[Start Material to process]
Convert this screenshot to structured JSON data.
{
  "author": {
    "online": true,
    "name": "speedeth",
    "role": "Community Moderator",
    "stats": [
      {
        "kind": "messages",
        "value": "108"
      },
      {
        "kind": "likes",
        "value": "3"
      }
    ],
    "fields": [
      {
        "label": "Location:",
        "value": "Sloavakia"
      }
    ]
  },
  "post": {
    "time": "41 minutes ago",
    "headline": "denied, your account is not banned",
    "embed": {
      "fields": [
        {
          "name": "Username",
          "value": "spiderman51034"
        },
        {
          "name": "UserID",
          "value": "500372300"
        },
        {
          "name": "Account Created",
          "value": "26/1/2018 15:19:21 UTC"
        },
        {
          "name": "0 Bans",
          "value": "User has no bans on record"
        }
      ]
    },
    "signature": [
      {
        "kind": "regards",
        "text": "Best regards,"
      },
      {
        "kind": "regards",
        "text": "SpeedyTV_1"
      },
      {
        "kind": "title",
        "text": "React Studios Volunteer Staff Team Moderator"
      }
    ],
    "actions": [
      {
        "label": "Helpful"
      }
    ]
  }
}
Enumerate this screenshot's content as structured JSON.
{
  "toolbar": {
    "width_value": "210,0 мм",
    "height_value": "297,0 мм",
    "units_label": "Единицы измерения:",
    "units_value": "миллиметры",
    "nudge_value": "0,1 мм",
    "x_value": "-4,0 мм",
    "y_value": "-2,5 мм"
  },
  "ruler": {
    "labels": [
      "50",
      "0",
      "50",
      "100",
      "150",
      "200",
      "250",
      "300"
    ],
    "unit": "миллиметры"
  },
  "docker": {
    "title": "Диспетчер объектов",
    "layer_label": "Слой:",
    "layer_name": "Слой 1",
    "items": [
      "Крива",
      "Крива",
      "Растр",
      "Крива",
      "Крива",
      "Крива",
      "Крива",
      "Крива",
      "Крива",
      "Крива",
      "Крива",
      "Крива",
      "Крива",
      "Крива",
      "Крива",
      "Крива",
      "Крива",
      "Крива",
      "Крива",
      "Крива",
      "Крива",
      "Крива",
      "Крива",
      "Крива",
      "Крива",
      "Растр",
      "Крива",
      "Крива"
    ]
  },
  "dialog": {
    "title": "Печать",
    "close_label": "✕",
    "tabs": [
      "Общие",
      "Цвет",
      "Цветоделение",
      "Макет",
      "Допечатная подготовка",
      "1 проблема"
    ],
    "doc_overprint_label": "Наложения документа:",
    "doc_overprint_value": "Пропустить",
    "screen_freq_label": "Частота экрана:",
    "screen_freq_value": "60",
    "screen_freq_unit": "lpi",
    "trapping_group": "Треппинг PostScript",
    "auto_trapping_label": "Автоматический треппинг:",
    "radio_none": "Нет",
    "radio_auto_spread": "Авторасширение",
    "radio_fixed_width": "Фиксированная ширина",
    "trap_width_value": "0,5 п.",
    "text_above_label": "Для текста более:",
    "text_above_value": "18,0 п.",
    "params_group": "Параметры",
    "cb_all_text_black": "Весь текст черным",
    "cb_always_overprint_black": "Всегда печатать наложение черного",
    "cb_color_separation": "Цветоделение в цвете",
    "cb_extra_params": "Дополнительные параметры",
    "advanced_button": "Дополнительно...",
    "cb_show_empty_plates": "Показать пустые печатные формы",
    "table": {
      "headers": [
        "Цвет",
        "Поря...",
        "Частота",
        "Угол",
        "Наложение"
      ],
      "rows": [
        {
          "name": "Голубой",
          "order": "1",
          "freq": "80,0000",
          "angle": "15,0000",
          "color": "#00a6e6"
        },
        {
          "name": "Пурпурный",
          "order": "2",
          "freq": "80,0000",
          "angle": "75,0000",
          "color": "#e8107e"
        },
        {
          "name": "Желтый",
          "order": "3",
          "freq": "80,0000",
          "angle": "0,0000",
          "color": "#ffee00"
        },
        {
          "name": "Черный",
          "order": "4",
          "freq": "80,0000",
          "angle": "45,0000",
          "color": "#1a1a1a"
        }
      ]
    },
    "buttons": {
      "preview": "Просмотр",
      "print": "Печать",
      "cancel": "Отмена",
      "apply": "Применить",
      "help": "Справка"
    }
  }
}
[End Material to process]
» Work required
Your task is to print the whole listing again exactly.

» Result below
Convert this screenshot to structured JSON data.
{
  "author": {
    "online": true,
    "name": "speedeth",
    "role": "Community Moderator",
    "stats": [
      {
        "kind": "messages",
        "value": "108"
      },
      {
        "kind": "likes",
        "value": "3"
      }
    ],
    "fields": [
      {
        "label": "Location:",
        "value": "Sloavakia"
      }
    ]
  },
  "post": {
    "time": "41 minutes ago",
    "headline": "denied, your account is not banned",
    "embed": {
      "fields": [
        {
          "name": "Username",
          "value": "spiderman51034"
        },
        {
          "name": "UserID",
          "value": "500372300"
        },
        {
          "name": "Account Created",
          "value": "26/1/2018 15:19:21 UTC"
        },
        {
          "name": "0 Bans",
          "value": "User has no bans on record"
        }
      ]
    },
    "signature": [
      {
        "kind": "regards",
        "text": "Best regards,"
      },
      {
        "kind": "regards",
        "text": "SpeedyTV_1"
      },
      {
        "kind": "title",
        "text": "React Studios Volunteer Staff Team Moderator"
      }
    ],
    "actions": [
      {
        "label": "Helpful"
      }
    ]
  }
}
Enumerate this screenshot's content as structured JSON.
{
  "toolbar": {
    "width_value": "210,0 мм",
    "height_value": "297,0 мм",
    "units_label": "Единицы измерения:",
    "units_value": "миллиметры",
    "nudge_value": "0,1 мм",
    "x_value": "-4,0 мм",
    "y_value": "-2,5 мм"
  },
  "ruler": {
    "labels": [
      "50",
      "0",
      "50",
      "100",
      "150",
      "200",
      "250",
      "300"
    ],
    "unit": "миллиметры"
  },
  "docker": {
    "title": "Диспетчер объектов",
    "layer_label": "Слой:",
    "layer_name": "Слой 1",
    "items": [
      "Крива",
      "Крива",
      "Растр",
      "Крива",
      "Крива",
      "Крива",
      "Крива",
      "Крива",
      "Крива",
      "Крива",
      "Крива",
      "Крива",
      "Крива",
      "Крива",
      "Крива",
      "Крива",
      "Крива",
      "Крива",
      "Крива",
      "Крива",
      "Крива",
      "Крива",
      "Крива",
      "Крива",
      "Крива",
      "Растр",
      "Крива",
      "Крива"
    ]
  },
  "dialog": {
    "title": "Печать",
    "close_label": "✕",
    "tabs": [
      "Общие",
      "Цвет",
      "Цветоделение",
      "Макет",
      "Допечатная подготовка",
      "1 проблема"
    ],
    "doc_overprint_label": "Наложения документа:",
    "doc_overprint_value": "Пропустить",
    "screen_freq_label": "Частота экрана:",
    "screen_freq_value": "60",
    "screen_freq_unit": "lpi",
    "trapping_group": "Треппинг PostScript",
    "auto_trapping_label": "Автоматический треппинг:",
    "radio_none": "Нет",
    "radio_auto_spread": "Авторасширение",
    "radio_fixed_width": "Фиксированная ширина",
    "trap_width_value": "0,5 п.",
    "text_above_label": "Для текста более:",
    "text_above_value": "18,0 п.",
    "params_group": "Параметры",
    "cb_all_text_black": "Весь текст черным",
    "cb_always_overprint_black": "Всегда печатать наложение черного",
    "cb_color_separation": "Цветоделение в цвете",
    "cb_extra_params": "Дополнительные параметры",
    "advanced_button": "Дополнительно...",
    "cb_show_empty_plates": "Показать пустые печатные формы",
    "table": {
      "headers": [
        "Цвет",
        "Поря...",
        "Частота",
        "Угол",
        "Наложение"
      ],
      "rows": [
        {
          "name": "Голубой",
          "order": "1",
          "freq": "80,0000",
          "angle": "15,0000",
          "color": "#00a6e6"
        },
        {
          "name": "Пурпурный",
          "order": "2",
          "freq": "80,0000",
          "angle": "75,0000",
          "color": "#e8107e"
        },
        {
          "name": "Желтый",
          "order": "3",
          "freq": "80,0000",
          "angle": "0,0000",
          "color": "#ffee00"
        },
        {
          "name": "Черный",
          "order": "4",
          "freq": "80,0000",
          "angle": "45,0000",
          "color": "#1a1a1a"
        }
      ]
    },
    "buttons": {
      "preview": "Просмотр",
      "print": "Печать",
      "cancel": "Отмена",
      "apply": "Применить",
      "help": "Справка"
    }
  }
}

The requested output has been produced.